◆ WORK TO COMPLETE:
Go through the entries below and print each one exactly, leaving out pictures.

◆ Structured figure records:
⁂

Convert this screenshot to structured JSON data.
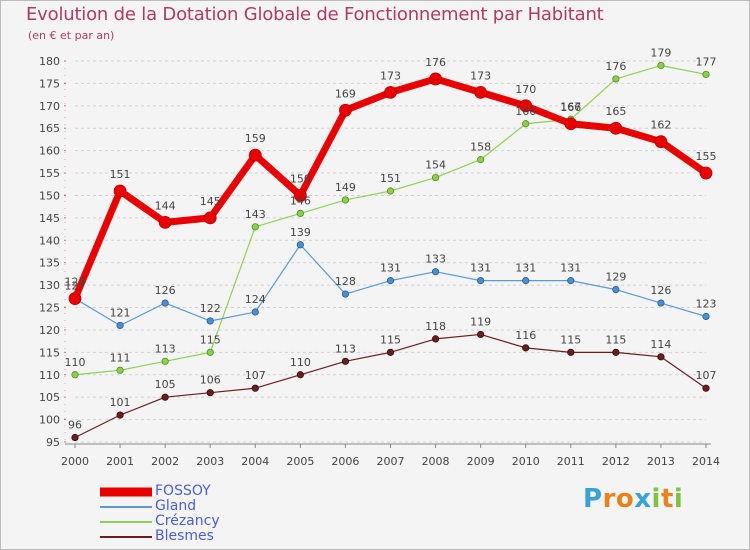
{
  "title": "Evolution de la Dotation Globale de Fonctionnement par Habitant",
  "subtitle": "(en € et par an)",
  "brand": {
    "text": "Proxiti",
    "letters": [
      "P",
      "r",
      "o",
      "x",
      "i",
      "t",
      "i"
    ],
    "colors": [
      "#3aa0d8",
      "#e8821e",
      "#e8821e",
      "#3aa0d8",
      "#7cc243",
      "#e8821e",
      "#7cc243"
    ]
  },
  "chart_data": {
    "type": "line",
    "title": "Evolution de la Dotation Globale de Fonctionnement par Habitant",
    "subtitle": "(en € et par an)",
    "xlabel": "",
    "ylabel": "",
    "x": [
      "2000",
      "2001",
      "2002",
      "2003",
      "2004",
      "2005",
      "2006",
      "2007",
      "2008",
      "2009",
      "2010",
      "2011",
      "2012",
      "2013",
      "2014"
    ],
    "ylim": [
      95,
      180
    ],
    "yticks": [
      95,
      100,
      105,
      110,
      115,
      120,
      125,
      130,
      135,
      140,
      145,
      150,
      155,
      160,
      165,
      170,
      175,
      180
    ],
    "grid": "horizontal dashed",
    "series": [
      {
        "name": "FOSSOY",
        "color": "#e80000",
        "values": [
          127,
          151,
          144,
          145,
          159,
          150,
          169,
          173,
          176,
          173,
          170,
          166,
          165,
          162,
          155
        ]
      },
      {
        "name": "Gland",
        "color": "#5b9bd5",
        "values": [
          127,
          121,
          126,
          122,
          124,
          139,
          128,
          131,
          133,
          131,
          131,
          131,
          129,
          126,
          123
        ]
      },
      {
        "name": "Crézancy",
        "color": "#8fd05a",
        "values": [
          110,
          111,
          113,
          115,
          143,
          146,
          149,
          151,
          154,
          158,
          166,
          167,
          176,
          179,
          177
        ]
      },
      {
        "name": "Blesmes",
        "color": "#6b1e1e",
        "values": [
          96,
          101,
          105,
          106,
          107,
          110,
          113,
          115,
          118,
          119,
          116,
          115,
          115,
          114,
          107
        ]
      }
    ],
    "data_labels": {
      "FOSSOY": [
        "127",
        "151",
        "144",
        "145",
        "159",
        "150",
        "169",
        "173",
        "176",
        "173",
        "170",
        "166",
        "165",
        "162",
        "155"
      ],
      "Gland": [
        "127",
        "121",
        "126",
        "122",
        "124",
        "139",
        "128",
        "131",
        "133",
        "131",
        "131",
        "131",
        "129",
        "126",
        "123"
      ],
      "Crézancy": [
        "110",
        "111",
        "113",
        "115",
        "143",
        "146",
        "149",
        "151",
        "154",
        "158",
        "166",
        "167",
        "176",
        "179",
        "177"
      ],
      "Blesmes": [
        "96",
        "101",
        "105",
        "106",
        "107",
        "110",
        "113",
        "115",
        "118",
        "119",
        "116",
        "115",
        "115",
        "114",
        "107"
      ]
    }
  },
  "legend": [
    {
      "name": "FOSSOY",
      "color": "#e80000"
    },
    {
      "name": "Gland",
      "color": "#5b9bd5"
    },
    {
      "name": "Crézancy",
      "color": "#8fd05a"
    },
    {
      "name": "Blesmes",
      "color": "#6b1e1e"
    }
  ]
}
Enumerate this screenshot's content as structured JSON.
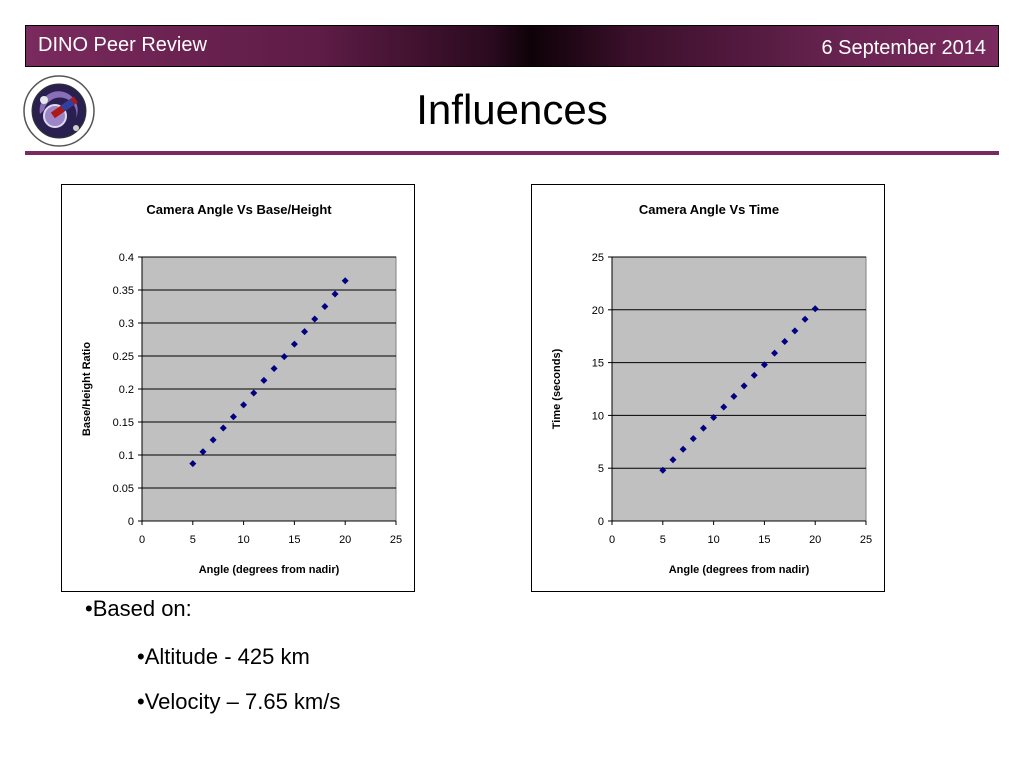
{
  "header": {
    "left_title": "DINO Peer Review",
    "date": "6 September 2014"
  },
  "slide": {
    "title": "Influences"
  },
  "colors": {
    "accent": "#7a2a5e",
    "plot_area": "#c0c0c0",
    "marker": "#000080"
  },
  "logo": {
    "icon": "dino-mission-logo"
  },
  "bullets": {
    "b1": "•Based on:",
    "b2": "•Altitude - 425 km",
    "b3": "•Velocity – 7.65 km/s"
  },
  "chart_data": [
    {
      "type": "scatter",
      "title": "Camera Angle Vs Base/Height",
      "xlabel": "Angle (degrees from nadir)",
      "ylabel": "Base/Height Ratio",
      "xlim": [
        0,
        25
      ],
      "ylim": [
        0,
        0.4
      ],
      "xticks": [
        "0",
        "5",
        "10",
        "15",
        "20",
        "25"
      ],
      "yticks": [
        "0",
        "0.05",
        "0.1",
        "0.15",
        "0.2",
        "0.25",
        "0.3",
        "0.35",
        "0.4"
      ],
      "grid": true,
      "legend": "none",
      "x": [
        5,
        6,
        7,
        8,
        9,
        10,
        11,
        12,
        13,
        14,
        15,
        16,
        17,
        18,
        19,
        20
      ],
      "y": [
        0.087,
        0.105,
        0.123,
        0.141,
        0.158,
        0.176,
        0.194,
        0.213,
        0.231,
        0.249,
        0.268,
        0.287,
        0.306,
        0.325,
        0.344,
        0.364
      ]
    },
    {
      "type": "scatter",
      "title": "Camera Angle Vs Time",
      "xlabel": "Angle (degrees from nadir)",
      "ylabel": "Time (seconds)",
      "xlim": [
        0,
        25
      ],
      "ylim": [
        0,
        25
      ],
      "xticks": [
        "0",
        "5",
        "10",
        "15",
        "20",
        "25"
      ],
      "yticks": [
        "0",
        "5",
        "10",
        "15",
        "20",
        "25"
      ],
      "grid": true,
      "legend": "none",
      "x": [
        5,
        6,
        7,
        8,
        9,
        10,
        11,
        12,
        13,
        14,
        15,
        16,
        17,
        18,
        19,
        20
      ],
      "y": [
        4.8,
        5.8,
        6.8,
        7.8,
        8.8,
        9.8,
        10.8,
        11.8,
        12.8,
        13.8,
        14.8,
        15.9,
        17.0,
        18.0,
        19.1,
        20.1
      ]
    }
  ]
}
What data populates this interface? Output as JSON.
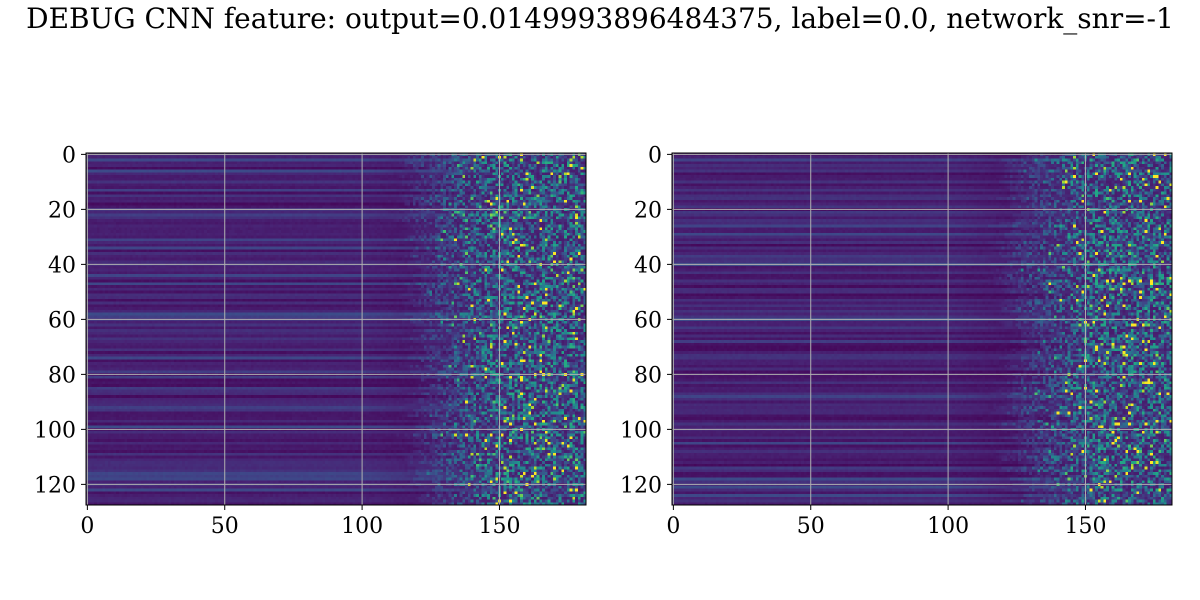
{
  "title": "DEBUG CNN feature: output=0.0149993896484375, label=0.0, network_snr=-1",
  "colors": {
    "cmap_low": "#440154",
    "cmap_mid": "#21918c",
    "cmap_high": "#fde725",
    "grid": "#b0b0b0",
    "frame": "#000000"
  },
  "chart_data": [
    {
      "type": "heatmap",
      "name": "left-panel",
      "xlim": [
        -0.5,
        181.5
      ],
      "ylim": [
        127.5,
        -0.5
      ],
      "xticks": [
        0,
        50,
        100,
        150
      ],
      "yticks": [
        0,
        20,
        40,
        60,
        80,
        100,
        120
      ],
      "xticklabels": [
        "0",
        "50",
        "100",
        "150"
      ],
      "yticklabels": [
        "0",
        "20",
        "40",
        "60",
        "80",
        "100",
        "120"
      ],
      "grid": true,
      "rows": 128,
      "cols": 182,
      "transition_col": 130,
      "colormap": "viridis"
    },
    {
      "type": "heatmap",
      "name": "right-panel",
      "xlim": [
        -0.5,
        181.5
      ],
      "ylim": [
        127.5,
        -0.5
      ],
      "xticks": [
        0,
        50,
        100,
        150
      ],
      "yticks": [
        0,
        20,
        40,
        60,
        80,
        100,
        120
      ],
      "xticklabels": [
        "0",
        "50",
        "100",
        "150"
      ],
      "yticklabels": [
        "0",
        "20",
        "40",
        "60",
        "80",
        "100",
        "120"
      ],
      "grid": true,
      "rows": 128,
      "cols": 182,
      "transition_col": 138,
      "colormap": "viridis"
    }
  ]
}
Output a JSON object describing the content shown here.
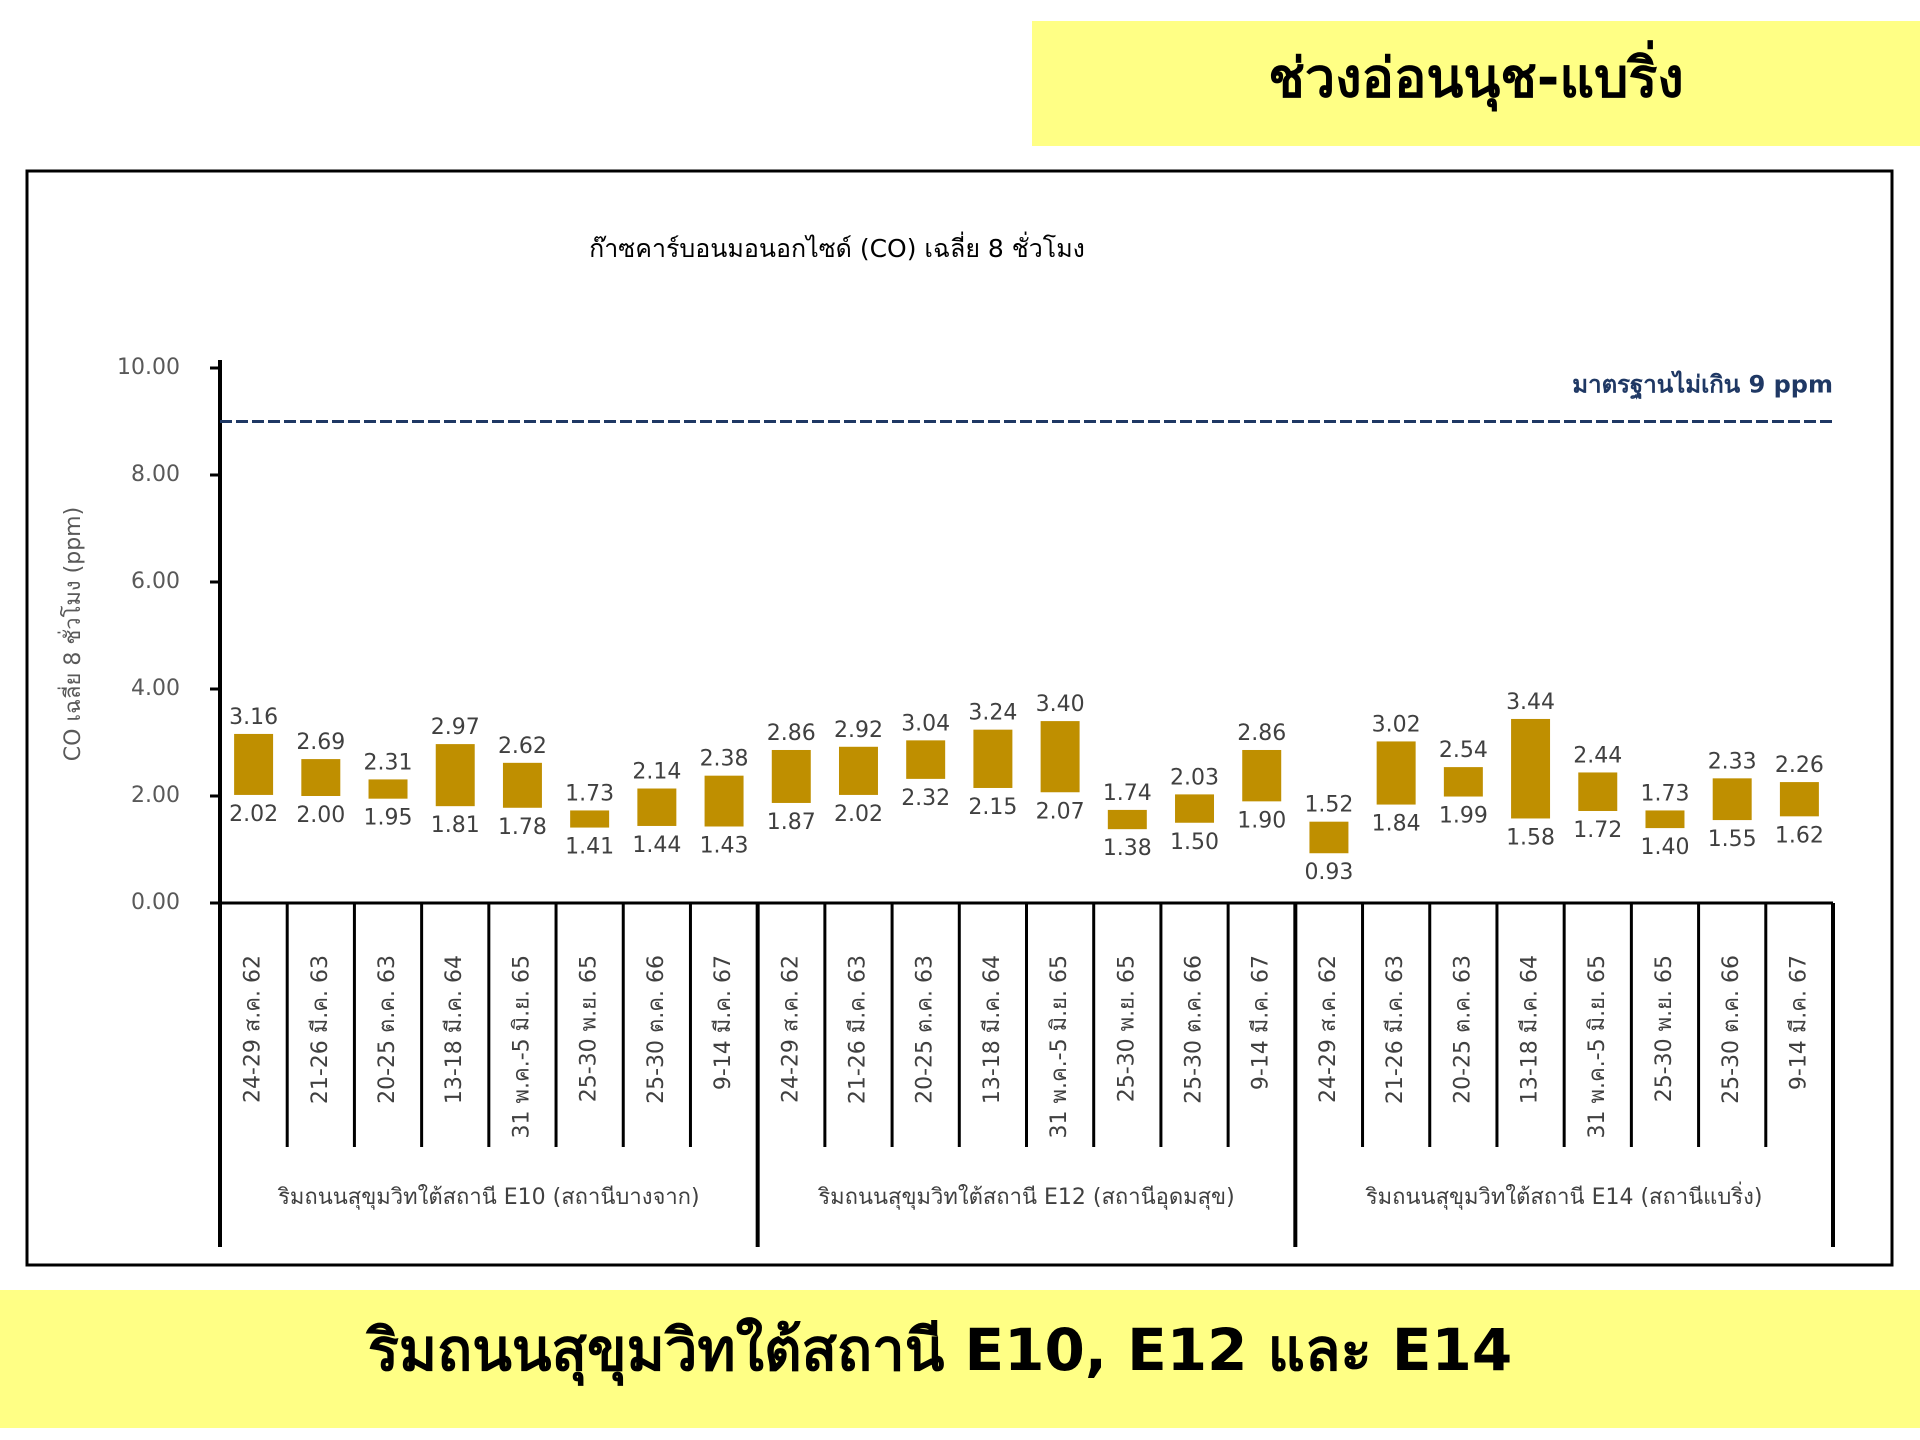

⁂

◆ SOLUTION BELOW:
Convert this screenshot to structured JSON data.
{
  "title": "Evolution de la Dotation Globale de Fonctionnement par Habitant",
  "subtitle": "(en € et par an)",
  "brand": {
    "text": "Proxiti",
    "letters": [
      "P",
      "r",
      "o",
      "x",
      "i",
      "t",
      "i"
    ],
    "colors": [
      "#3aa0d8",
      "#e8821e",
      "#e8821e",
      "#3aa0d8",
      "#7cc243",
      "#e8821e",
      "#7cc243"
    ]
  },
  "chart_data": {
    "type": "line",
    "title": "Evolution de la Dotation Globale de Fonctionnement par Habitant",
    "subtitle": "(en € et par an)",
    "xlabel": "",
    "ylabel": "",
    "x": [
      "2000",
      "2001",
      "2002",
      "2003",
      "2004",
      "2005",
      "2006",
      "2007",
      "2008",
      "2009",
      "2010",
      "2011",
      "2012",
      "2013",
      "2014"
    ],
    "ylim": [
      95,
      180
    ],
    "yticks": [
      95,
      100,
      105,
      110,
      115,
      120,
      125,
      130,
      135,
      140,
      145,
      150,
      155,
      160,
      165,
      170,
      175,
      180
    ],
    "grid": "horizontal dashed",
    "series": [
      {
        "name": "FOSSOY",
        "color": "#e80000",
        "values": [
          127,
          151,
          144,
          145,
          159,
          150,
          169,
          173,
          176,
          173,
          170,
          166,
          165,
          162,
          155
        ]
      },
      {
        "name": "Gland",
        "color": "#5b9bd5",
        "values": [
          127,
          121,
          126,
          122,
          124,
          139,
          128,
          131,
          133,
          131,
          131,
          131,
          129,
          126,
          123
        ]
      },
      {
        "name": "Crézancy",
        "color": "#8fd05a",
        "values": [
          110,
          111,
          113,
          115,
          143,
          146,
          149,
          151,
          154,
          158,
          166,
          167,
          176,
          179,
          177
        ]
      },
      {
        "name": "Blesmes",
        "color": "#6b1e1e",
        "values": [
          96,
          101,
          105,
          106,
          107,
          110,
          113,
          115,
          118,
          119,
          116,
          115,
          115,
          114,
          107
        ]
      }
    ],
    "data_labels": {
      "FOSSOY": [
        "127",
        "151",
        "144",
        "145",
        "159",
        "150",
        "169",
        "173",
        "176",
        "173",
        "170",
        "166",
        "165",
        "162",
        "155"
      ],
      "Gland": [
        "127",
        "121",
        "126",
        "122",
        "124",
        "139",
        "128",
        "131",
        "133",
        "131",
        "131",
        "131",
        "129",
        "126",
        "123"
      ],
      "Crézancy": [
        "110",
        "111",
        "113",
        "115",
        "143",
        "146",
        "149",
        "151",
        "154",
        "158",
        "166",
        "167",
        "176",
        "179",
        "177"
      ],
      "Blesmes": [
        "96",
        "101",
        "105",
        "106",
        "107",
        "110",
        "113",
        "115",
        "118",
        "119",
        "116",
        "115",
        "115",
        "114",
        "107"
      ]
    }
  },
  "legend": [
    {
      "name": "FOSSOY",
      "color": "#e80000"
    },
    {
      "name": "Gland",
      "color": "#5b9bd5"
    },
    {
      "name": "Crézancy",
      "color": "#8fd05a"
    },
    {
      "name": "Blesmes",
      "color": "#6b1e1e"
    }
  ]
}
Enumerate this screenshot's content as structured JSON.
{
  "header": {
    "left_title": "DINO Peer Review",
    "date": "6 September 2014"
  },
  "slide": {
    "title": "Influences"
  },
  "colors": {
    "accent": "#7a2a5e",
    "plot_area": "#c0c0c0",
    "marker": "#000080"
  },
  "logo": {
    "icon": "dino-mission-logo"
  },
  "bullets": {
    "b1": "•Based on:",
    "b2": "•Altitude - 425 km",
    "b3": "•Velocity – 7.65 km/s"
  },
  "chart_data": [
    {
      "type": "scatter",
      "title": "Camera Angle Vs Base/Height",
      "xlabel": "Angle (degrees from nadir)",
      "ylabel": "Base/Height Ratio",
      "xlim": [
        0,
        25
      ],
      "ylim": [
        0,
        0.4
      ],
      "xticks": [
        "0",
        "5",
        "10",
        "15",
        "20",
        "25"
      ],
      "yticks": [
        "0",
        "0.05",
        "0.1",
        "0.15",
        "0.2",
        "0.25",
        "0.3",
        "0.35",
        "0.4"
      ],
      "grid": true,
      "legend": "none",
      "x": [
        5,
        6,
        7,
        8,
        9,
        10,
        11,
        12,
        13,
        14,
        15,
        16,
        17,
        18,
        19,
        20
      ],
      "y": [
        0.087,
        0.105,
        0.123,
        0.141,
        0.158,
        0.176,
        0.194,
        0.213,
        0.231,
        0.249,
        0.268,
        0.287,
        0.306,
        0.325,
        0.344,
        0.364
      ]
    },
    {
      "type": "scatter",
      "title": "Camera Angle Vs Time",
      "xlabel": "Angle (degrees from nadir)",
      "ylabel": "Time (seconds)",
      "xlim": [
        0,
        25
      ],
      "ylim": [
        0,
        25
      ],
      "xticks": [
        "0",
        "5",
        "10",
        "15",
        "20",
        "25"
      ],
      "yticks": [
        "0",
        "5",
        "10",
        "15",
        "20",
        "25"
      ],
      "grid": true,
      "legend": "none",
      "x": [
        5,
        6,
        7,
        8,
        9,
        10,
        11,
        12,
        13,
        14,
        15,
        16,
        17,
        18,
        19,
        20
      ],
      "y": [
        4.8,
        5.8,
        6.8,
        7.8,
        8.8,
        9.8,
        10.8,
        11.8,
        12.8,
        13.8,
        14.8,
        15.9,
        17.0,
        18.0,
        19.1,
        20.1
      ]
    }
  ]
}
What data populates this interface? Output as JSON.
{
  "title": "DEBUG CNN feature: output=0.0149993896484375, label=0.0, network_snr=-1",
  "colors": {
    "cmap_low": "#440154",
    "cmap_mid": "#21918c",
    "cmap_high": "#fde725",
    "grid": "#b0b0b0",
    "frame": "#000000"
  },
  "chart_data": [
    {
      "type": "heatmap",
      "name": "left-panel",
      "xlim": [
        -0.5,
        181.5
      ],
      "ylim": [
        127.5,
        -0.5
      ],
      "xticks": [
        0,
        50,
        100,
        150
      ],
      "yticks": [
        0,
        20,
        40,
        60,
        80,
        100,
        120
      ],
      "xticklabels": [
        "0",
        "50",
        "100",
        "150"
      ],
      "yticklabels": [
        "0",
        "20",
        "40",
        "60",
        "80",
        "100",
        "120"
      ],
      "grid": true,
      "rows": 128,
      "cols": 182,
      "transition_col": 130,
      "colormap": "viridis"
    },
    {
      "type": "heatmap",
      "name": "right-panel",
      "xlim": [
        -0.5,
        181.5
      ],
      "ylim": [
        127.5,
        -0.5
      ],
      "xticks": [
        0,
        50,
        100,
        150
      ],
      "yticks": [
        0,
        20,
        40,
        60,
        80,
        100,
        120
      ],
      "xticklabels": [
        "0",
        "50",
        "100",
        "150"
      ],
      "yticklabels": [
        "0",
        "20",
        "40",
        "60",
        "80",
        "100",
        "120"
      ],
      "grid": true,
      "rows": 128,
      "cols": 182,
      "transition_col": 138,
      "colormap": "viridis"
    }
  ]
}
Output a JSON object describing the content shown here.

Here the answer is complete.